SUPPLIED RECORDS »
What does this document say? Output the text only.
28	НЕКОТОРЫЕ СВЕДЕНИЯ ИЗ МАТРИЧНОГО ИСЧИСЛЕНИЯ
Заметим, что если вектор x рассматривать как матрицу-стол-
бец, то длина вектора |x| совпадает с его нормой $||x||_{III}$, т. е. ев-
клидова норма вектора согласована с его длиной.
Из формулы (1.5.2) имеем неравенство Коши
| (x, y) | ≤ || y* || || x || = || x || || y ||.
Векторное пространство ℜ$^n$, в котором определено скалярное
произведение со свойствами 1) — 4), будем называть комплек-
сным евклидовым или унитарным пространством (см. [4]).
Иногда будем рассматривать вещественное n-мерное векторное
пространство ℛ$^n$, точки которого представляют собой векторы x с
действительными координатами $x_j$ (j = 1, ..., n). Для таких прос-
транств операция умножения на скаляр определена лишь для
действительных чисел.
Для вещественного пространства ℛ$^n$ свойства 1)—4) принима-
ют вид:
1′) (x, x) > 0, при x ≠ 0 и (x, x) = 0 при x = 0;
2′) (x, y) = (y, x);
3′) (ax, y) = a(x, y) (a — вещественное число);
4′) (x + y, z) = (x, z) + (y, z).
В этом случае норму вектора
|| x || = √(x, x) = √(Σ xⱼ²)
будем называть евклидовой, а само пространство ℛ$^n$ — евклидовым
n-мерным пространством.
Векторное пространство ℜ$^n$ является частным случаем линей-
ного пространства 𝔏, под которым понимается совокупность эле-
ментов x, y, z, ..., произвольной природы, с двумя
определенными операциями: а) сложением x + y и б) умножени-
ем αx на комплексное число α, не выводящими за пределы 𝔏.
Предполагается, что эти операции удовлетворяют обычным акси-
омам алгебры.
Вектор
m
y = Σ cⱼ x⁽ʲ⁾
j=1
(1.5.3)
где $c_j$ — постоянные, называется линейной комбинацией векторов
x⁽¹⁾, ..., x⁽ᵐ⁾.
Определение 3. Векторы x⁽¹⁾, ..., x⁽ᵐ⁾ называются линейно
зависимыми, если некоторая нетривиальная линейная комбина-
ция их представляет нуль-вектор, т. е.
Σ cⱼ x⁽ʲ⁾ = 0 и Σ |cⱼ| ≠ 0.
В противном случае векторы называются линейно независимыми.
---
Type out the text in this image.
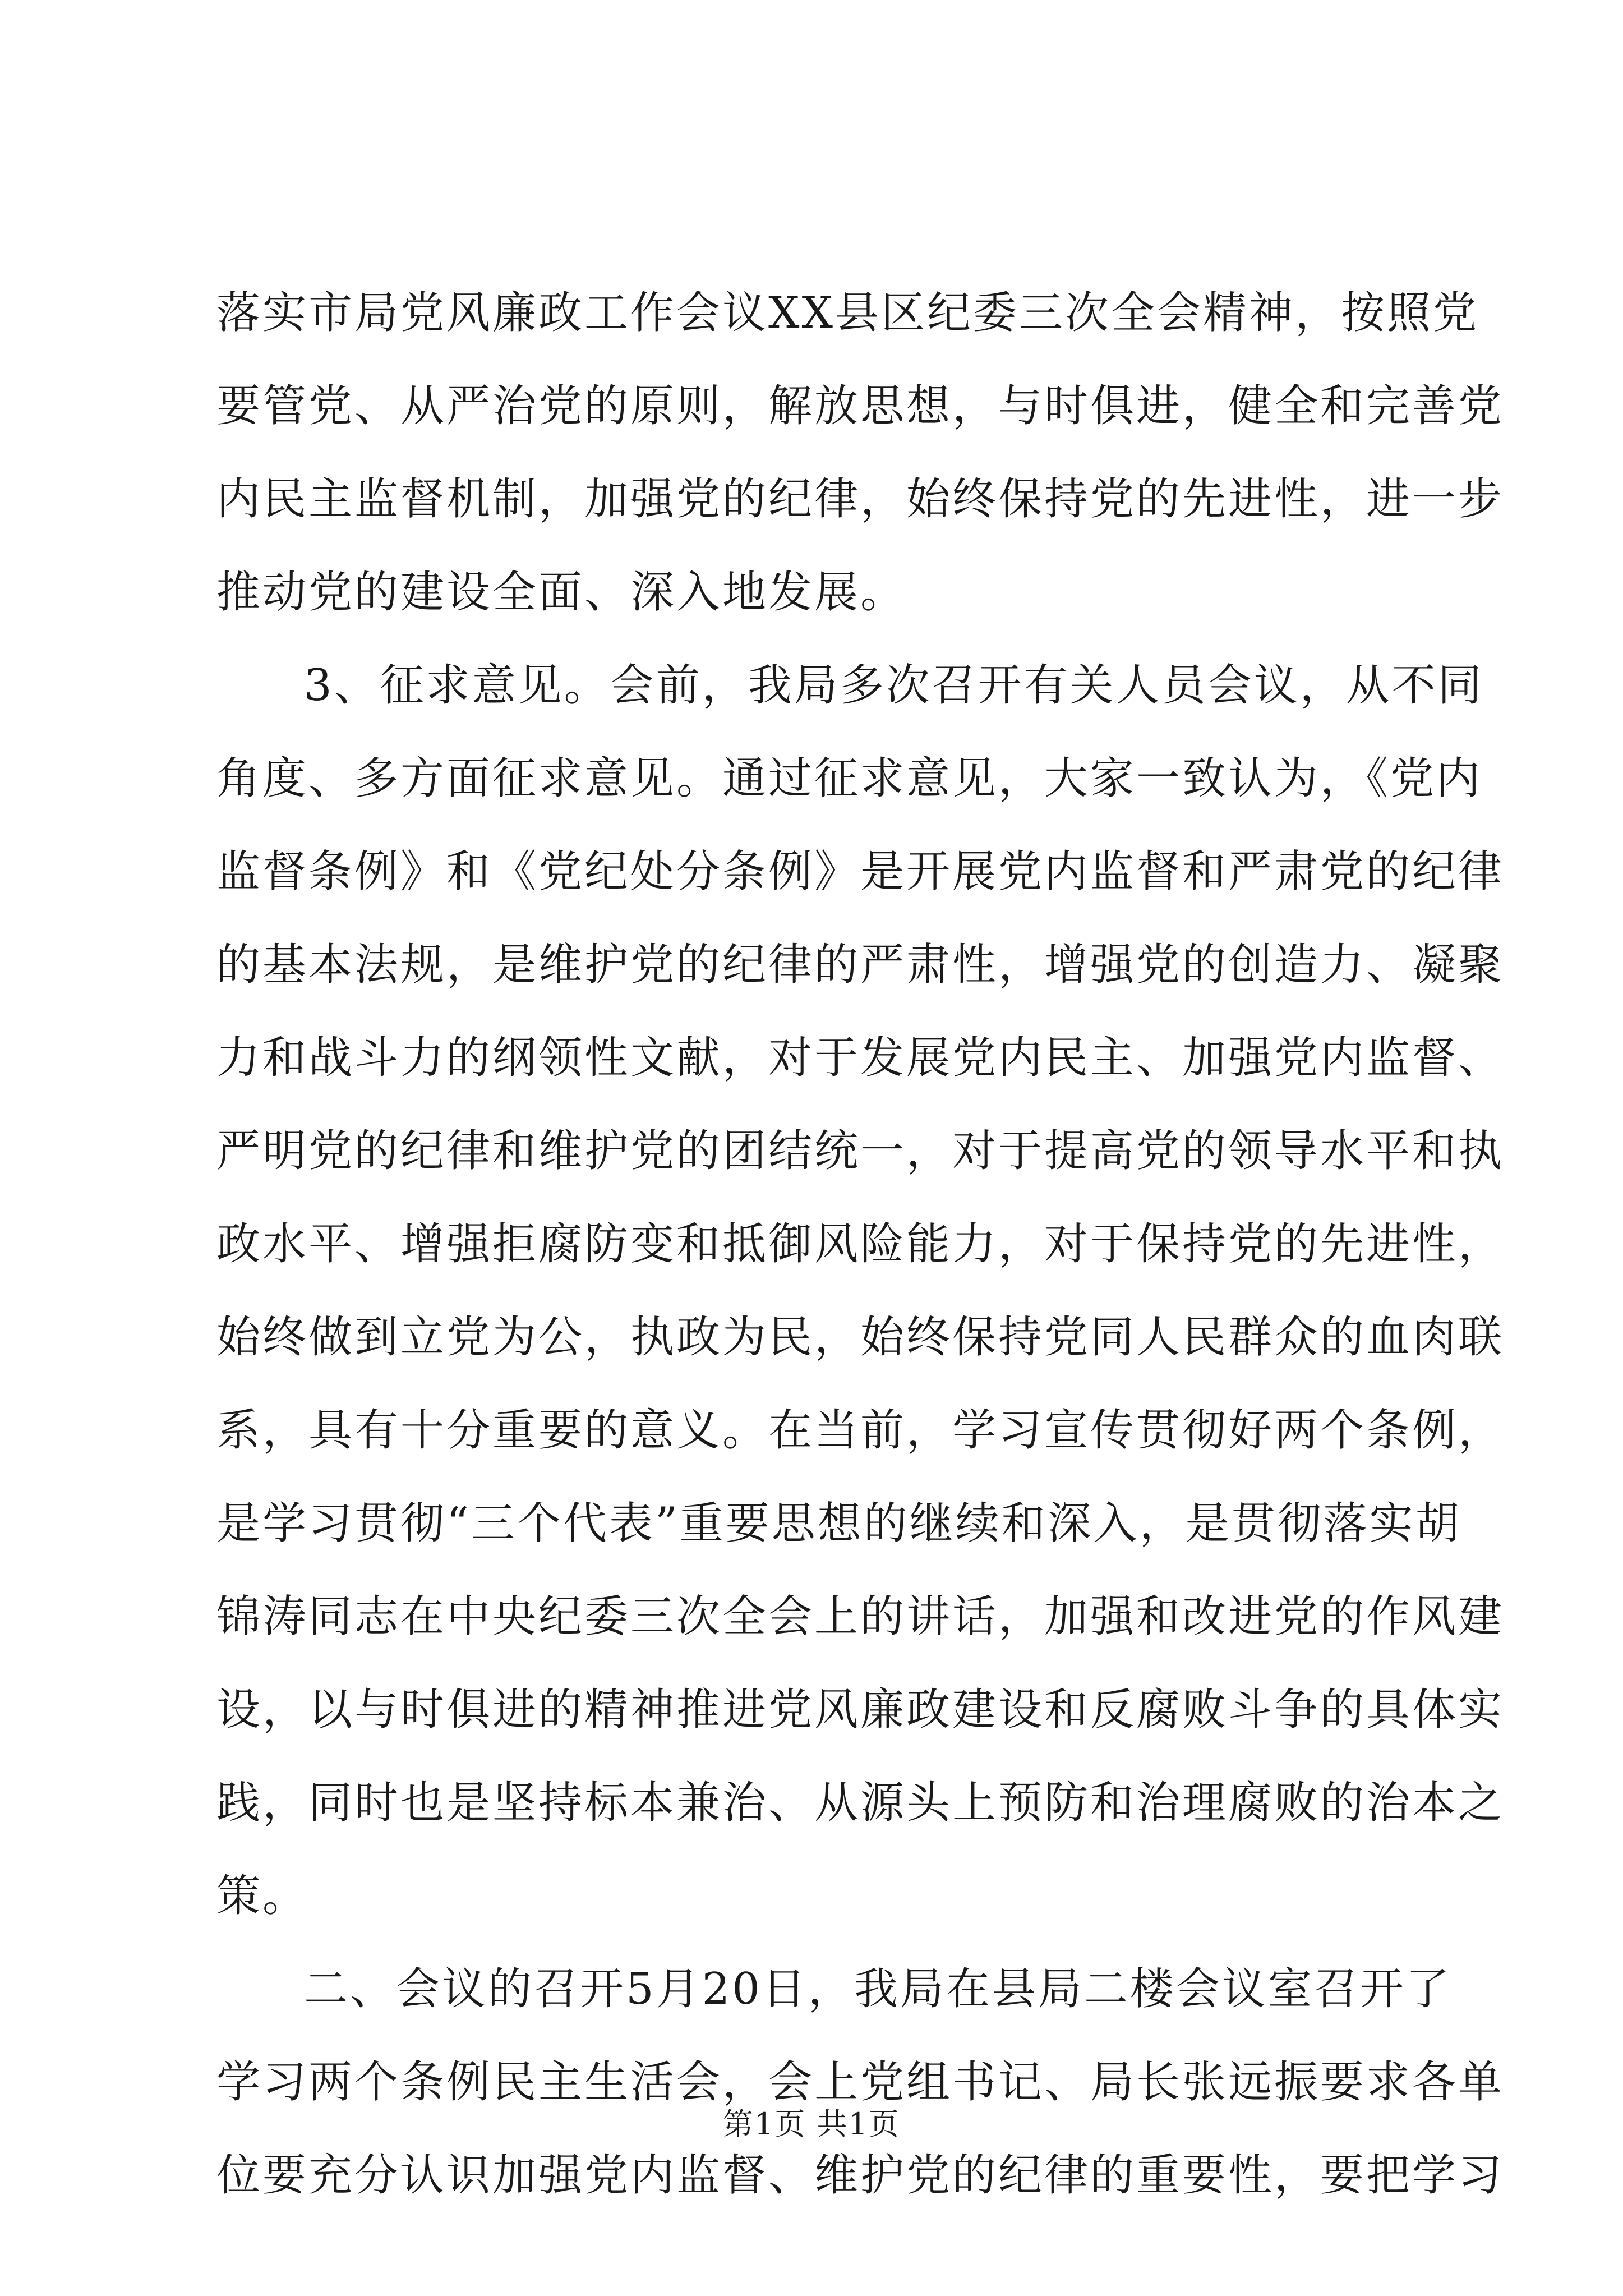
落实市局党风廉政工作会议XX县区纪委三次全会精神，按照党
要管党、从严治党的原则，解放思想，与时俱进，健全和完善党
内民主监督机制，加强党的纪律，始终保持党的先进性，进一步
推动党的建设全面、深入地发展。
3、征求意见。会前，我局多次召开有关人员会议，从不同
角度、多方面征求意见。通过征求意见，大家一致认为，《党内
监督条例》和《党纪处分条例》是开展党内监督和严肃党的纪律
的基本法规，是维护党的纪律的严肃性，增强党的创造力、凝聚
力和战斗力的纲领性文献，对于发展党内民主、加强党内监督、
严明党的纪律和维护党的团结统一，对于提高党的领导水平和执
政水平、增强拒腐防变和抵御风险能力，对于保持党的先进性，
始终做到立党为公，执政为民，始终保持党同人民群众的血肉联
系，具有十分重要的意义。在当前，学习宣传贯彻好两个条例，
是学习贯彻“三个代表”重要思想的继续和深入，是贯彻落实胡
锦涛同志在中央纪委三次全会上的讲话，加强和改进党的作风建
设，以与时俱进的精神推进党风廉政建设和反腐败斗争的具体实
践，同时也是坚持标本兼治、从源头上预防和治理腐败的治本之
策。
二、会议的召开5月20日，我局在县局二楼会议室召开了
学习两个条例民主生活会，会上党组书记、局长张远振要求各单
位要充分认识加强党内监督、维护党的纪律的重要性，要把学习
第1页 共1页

EXERCISE INSTRUCTIONS »
Find the word "называть" in the data and show each line that holds it.

RESPONSE TO THE TASK »
произведение со свойствами 1) — 4), будем называть комплек-
будем называть евклидовой, а само пространство ℛ$^n$ — евклидовым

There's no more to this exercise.